== WHAT YOU SHOULD DO ==
Check the listing below for lines that hold "structured". How many are there? Please give only the number.
==== RAW DATA ====
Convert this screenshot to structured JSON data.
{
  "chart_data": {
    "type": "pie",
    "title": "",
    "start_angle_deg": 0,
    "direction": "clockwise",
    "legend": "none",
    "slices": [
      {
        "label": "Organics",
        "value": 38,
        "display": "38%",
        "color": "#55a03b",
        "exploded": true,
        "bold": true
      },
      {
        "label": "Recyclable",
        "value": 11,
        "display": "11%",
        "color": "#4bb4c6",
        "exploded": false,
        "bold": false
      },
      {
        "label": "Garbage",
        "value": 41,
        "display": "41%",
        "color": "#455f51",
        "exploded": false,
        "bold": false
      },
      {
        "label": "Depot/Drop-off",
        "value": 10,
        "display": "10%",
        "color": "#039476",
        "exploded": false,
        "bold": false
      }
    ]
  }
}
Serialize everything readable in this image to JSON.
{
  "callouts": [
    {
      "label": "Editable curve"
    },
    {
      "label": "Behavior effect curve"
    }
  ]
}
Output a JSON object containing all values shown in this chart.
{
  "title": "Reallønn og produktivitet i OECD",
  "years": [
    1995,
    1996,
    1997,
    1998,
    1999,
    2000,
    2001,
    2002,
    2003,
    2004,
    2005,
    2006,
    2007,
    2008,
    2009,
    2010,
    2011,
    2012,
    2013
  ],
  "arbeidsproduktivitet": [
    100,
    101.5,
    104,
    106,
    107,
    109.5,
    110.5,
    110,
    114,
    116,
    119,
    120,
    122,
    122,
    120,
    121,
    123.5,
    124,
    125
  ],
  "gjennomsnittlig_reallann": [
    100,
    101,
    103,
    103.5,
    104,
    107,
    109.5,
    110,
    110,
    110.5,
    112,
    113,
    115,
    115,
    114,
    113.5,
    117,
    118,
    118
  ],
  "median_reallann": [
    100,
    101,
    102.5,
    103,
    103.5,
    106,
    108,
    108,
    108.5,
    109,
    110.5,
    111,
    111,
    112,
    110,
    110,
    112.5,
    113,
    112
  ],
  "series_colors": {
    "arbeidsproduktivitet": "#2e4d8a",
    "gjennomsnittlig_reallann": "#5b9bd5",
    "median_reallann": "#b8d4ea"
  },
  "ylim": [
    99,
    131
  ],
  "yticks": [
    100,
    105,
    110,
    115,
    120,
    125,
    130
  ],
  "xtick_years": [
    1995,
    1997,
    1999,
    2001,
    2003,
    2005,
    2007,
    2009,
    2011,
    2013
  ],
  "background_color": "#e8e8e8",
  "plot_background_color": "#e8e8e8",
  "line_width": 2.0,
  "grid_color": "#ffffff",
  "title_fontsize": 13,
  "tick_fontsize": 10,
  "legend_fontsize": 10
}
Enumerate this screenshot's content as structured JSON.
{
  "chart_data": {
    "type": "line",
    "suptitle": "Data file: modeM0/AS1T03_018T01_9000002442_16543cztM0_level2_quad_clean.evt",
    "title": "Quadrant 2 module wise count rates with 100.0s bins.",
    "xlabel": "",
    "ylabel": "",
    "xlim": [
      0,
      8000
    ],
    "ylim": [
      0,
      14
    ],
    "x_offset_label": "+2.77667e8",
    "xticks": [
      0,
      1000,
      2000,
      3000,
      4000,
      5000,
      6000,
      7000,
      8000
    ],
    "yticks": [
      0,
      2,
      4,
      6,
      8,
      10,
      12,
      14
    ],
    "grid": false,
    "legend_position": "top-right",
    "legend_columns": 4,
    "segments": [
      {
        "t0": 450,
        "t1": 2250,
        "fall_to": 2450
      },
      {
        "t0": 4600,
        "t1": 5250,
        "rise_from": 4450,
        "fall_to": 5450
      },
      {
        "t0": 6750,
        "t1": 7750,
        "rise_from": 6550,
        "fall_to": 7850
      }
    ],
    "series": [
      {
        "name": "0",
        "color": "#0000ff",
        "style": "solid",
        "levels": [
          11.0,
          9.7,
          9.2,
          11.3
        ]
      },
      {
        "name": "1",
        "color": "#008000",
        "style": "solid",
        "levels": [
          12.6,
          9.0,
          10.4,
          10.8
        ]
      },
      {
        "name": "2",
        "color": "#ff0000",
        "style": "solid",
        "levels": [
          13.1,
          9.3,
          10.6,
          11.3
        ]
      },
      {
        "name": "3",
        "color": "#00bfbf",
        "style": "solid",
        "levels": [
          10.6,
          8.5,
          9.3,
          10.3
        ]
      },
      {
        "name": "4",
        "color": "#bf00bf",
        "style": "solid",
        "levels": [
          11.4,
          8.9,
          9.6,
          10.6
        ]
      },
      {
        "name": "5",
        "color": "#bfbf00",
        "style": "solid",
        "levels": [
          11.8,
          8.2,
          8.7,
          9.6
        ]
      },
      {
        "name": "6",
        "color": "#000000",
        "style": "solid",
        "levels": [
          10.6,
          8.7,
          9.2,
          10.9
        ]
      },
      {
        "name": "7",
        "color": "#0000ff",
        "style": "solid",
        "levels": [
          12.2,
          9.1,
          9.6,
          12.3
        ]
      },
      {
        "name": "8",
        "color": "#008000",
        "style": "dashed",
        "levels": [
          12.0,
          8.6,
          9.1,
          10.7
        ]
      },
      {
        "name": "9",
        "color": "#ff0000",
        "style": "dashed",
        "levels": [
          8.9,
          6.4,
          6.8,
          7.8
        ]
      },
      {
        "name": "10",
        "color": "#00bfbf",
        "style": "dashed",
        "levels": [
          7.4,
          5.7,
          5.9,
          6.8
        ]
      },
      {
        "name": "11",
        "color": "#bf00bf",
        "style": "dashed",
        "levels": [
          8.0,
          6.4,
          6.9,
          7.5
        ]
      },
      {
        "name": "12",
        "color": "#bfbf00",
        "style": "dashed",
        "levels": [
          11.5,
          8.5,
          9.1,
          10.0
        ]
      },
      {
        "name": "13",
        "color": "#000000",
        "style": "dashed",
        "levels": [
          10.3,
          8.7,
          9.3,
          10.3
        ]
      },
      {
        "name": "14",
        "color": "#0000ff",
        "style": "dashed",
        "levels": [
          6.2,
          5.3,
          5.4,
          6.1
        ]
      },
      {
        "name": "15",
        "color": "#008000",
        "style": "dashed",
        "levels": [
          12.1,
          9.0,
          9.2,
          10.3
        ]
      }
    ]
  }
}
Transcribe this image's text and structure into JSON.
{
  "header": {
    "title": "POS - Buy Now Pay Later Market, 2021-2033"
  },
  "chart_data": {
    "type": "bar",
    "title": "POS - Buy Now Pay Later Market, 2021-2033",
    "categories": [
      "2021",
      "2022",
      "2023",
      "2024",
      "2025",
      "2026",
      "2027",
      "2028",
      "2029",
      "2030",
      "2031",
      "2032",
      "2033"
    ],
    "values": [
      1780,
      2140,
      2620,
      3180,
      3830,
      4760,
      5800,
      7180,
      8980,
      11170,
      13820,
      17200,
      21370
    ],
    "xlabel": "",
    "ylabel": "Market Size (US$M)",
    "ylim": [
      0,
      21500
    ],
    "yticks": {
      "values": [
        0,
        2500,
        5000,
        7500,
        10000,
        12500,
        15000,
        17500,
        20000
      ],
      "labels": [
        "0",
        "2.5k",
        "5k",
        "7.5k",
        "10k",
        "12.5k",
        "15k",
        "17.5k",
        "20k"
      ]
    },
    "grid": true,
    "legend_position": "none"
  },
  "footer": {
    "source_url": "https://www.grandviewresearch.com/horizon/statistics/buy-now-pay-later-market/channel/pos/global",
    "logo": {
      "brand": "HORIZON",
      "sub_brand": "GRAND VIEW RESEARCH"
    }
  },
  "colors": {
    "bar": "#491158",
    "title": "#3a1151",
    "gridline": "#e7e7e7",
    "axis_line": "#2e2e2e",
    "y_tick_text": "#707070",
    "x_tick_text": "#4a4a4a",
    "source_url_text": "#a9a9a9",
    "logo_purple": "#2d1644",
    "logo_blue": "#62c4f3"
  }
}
====
== COMPLETE RESPONSE ==
2